INPUT DATA:
--- Begin ---
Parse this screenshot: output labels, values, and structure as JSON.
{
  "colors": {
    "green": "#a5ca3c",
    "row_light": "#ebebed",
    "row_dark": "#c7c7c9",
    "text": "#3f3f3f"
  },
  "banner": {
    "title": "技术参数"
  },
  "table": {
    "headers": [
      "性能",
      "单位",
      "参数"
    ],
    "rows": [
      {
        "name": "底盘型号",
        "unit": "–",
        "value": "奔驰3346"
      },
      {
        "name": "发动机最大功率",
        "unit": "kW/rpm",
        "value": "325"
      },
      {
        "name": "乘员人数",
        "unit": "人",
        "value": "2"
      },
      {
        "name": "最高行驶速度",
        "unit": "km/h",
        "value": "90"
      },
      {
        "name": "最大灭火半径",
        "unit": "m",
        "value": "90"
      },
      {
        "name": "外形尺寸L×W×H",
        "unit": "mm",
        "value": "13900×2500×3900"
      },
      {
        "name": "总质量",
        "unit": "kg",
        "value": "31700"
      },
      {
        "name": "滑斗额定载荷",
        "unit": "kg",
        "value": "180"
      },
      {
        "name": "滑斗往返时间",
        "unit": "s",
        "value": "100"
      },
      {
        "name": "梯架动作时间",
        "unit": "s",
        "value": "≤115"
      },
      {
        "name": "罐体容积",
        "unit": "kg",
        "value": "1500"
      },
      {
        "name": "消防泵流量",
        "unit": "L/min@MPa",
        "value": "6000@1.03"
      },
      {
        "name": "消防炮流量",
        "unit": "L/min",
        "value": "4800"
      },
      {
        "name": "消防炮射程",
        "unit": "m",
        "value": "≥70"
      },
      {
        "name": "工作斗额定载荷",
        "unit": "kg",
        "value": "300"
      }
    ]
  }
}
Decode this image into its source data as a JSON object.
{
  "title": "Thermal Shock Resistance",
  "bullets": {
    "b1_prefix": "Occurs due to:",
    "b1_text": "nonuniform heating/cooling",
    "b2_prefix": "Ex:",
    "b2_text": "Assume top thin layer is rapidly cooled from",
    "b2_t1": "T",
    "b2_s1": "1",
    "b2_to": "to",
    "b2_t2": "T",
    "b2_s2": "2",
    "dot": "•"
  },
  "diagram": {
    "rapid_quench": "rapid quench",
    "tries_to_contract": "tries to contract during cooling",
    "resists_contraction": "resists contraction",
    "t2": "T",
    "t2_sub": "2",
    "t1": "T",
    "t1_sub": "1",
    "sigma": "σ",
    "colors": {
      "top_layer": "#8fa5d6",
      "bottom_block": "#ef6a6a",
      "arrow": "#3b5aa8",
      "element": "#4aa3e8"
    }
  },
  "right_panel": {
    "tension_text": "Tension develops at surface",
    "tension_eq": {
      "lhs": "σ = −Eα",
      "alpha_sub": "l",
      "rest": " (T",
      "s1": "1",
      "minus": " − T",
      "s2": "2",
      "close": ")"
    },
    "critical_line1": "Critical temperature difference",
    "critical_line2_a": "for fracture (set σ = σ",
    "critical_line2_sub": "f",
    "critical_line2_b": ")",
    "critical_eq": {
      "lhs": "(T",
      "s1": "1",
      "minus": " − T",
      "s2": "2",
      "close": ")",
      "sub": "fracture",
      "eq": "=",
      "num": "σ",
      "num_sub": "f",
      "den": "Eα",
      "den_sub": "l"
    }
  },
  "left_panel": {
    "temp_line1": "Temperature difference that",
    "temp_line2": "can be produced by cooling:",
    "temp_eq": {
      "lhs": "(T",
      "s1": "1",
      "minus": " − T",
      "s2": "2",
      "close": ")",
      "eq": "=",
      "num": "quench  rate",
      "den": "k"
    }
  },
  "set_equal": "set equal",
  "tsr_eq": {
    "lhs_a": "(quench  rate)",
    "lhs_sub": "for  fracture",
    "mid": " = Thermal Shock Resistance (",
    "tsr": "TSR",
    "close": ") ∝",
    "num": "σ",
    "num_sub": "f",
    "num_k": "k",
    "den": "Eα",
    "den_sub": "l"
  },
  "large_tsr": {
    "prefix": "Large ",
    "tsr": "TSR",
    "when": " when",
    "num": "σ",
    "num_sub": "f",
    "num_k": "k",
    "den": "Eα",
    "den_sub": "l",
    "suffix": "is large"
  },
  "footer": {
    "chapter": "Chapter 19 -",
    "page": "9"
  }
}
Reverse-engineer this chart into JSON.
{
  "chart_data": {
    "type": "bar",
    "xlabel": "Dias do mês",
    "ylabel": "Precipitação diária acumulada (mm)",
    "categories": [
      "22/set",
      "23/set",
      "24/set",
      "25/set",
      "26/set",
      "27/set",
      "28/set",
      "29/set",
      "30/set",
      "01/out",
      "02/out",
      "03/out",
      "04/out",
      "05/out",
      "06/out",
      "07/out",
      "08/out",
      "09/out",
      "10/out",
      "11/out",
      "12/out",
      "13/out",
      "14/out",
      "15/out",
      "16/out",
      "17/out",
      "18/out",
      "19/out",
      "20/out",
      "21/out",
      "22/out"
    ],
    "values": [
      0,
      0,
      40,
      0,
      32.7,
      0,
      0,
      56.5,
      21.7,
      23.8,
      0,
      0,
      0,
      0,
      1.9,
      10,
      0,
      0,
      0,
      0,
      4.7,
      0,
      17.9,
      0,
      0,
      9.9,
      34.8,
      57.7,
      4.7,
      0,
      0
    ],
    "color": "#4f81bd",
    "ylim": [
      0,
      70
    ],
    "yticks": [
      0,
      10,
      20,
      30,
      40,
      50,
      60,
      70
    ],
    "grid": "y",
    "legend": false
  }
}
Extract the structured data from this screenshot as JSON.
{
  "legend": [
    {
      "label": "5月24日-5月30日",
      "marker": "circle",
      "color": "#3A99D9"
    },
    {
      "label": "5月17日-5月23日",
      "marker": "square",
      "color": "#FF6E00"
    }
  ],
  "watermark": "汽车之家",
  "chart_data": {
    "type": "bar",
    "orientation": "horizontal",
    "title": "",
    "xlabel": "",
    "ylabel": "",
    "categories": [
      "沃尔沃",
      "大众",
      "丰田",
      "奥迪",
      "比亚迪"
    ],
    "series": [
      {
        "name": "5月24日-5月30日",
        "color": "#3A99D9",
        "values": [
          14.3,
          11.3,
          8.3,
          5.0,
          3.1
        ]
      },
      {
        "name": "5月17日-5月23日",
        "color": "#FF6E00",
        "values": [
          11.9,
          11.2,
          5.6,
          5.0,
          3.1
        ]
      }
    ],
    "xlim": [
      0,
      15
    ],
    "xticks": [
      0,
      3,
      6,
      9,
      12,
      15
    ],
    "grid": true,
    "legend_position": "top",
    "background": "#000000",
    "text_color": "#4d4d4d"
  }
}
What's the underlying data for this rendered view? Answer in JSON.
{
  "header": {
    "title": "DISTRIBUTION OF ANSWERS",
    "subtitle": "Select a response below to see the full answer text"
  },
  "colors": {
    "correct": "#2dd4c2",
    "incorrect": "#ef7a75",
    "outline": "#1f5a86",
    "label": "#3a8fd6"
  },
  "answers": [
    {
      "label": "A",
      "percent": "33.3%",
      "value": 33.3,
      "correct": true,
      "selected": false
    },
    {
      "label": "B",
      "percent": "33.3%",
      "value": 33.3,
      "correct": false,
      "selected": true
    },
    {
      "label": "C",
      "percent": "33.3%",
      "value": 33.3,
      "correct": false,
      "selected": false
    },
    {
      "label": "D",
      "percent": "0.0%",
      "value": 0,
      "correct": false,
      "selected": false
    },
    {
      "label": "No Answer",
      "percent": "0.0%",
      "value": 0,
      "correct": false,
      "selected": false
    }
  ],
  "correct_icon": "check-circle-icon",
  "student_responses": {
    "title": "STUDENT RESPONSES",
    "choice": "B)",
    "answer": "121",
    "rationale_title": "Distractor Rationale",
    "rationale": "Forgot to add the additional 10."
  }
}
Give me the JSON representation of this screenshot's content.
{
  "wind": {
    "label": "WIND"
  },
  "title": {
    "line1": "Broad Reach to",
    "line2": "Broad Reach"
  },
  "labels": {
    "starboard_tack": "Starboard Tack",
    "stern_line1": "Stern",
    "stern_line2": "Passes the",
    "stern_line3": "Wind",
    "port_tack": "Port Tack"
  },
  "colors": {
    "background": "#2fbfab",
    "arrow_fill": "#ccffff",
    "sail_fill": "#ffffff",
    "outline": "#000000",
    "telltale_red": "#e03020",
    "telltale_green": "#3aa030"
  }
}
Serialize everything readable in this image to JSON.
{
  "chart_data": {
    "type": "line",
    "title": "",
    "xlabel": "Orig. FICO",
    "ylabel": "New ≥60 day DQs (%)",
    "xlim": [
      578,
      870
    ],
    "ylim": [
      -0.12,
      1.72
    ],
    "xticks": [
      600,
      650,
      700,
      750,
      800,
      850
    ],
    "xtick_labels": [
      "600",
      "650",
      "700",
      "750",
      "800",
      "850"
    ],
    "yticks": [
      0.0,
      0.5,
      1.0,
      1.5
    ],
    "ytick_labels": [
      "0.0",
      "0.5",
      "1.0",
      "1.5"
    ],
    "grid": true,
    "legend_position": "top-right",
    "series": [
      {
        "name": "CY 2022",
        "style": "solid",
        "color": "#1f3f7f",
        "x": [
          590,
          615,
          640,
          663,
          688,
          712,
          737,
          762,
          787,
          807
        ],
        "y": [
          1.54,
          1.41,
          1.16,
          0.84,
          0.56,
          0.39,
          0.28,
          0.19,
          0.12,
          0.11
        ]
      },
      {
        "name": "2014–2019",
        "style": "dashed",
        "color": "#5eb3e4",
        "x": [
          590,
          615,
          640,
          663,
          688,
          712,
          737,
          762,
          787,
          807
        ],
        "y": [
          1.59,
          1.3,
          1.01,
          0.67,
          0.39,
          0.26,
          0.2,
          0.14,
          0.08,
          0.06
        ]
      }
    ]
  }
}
--- End ---
OBJECTIVE: Report only the number of lines in the listing that contain the word "into".

RESULT: 2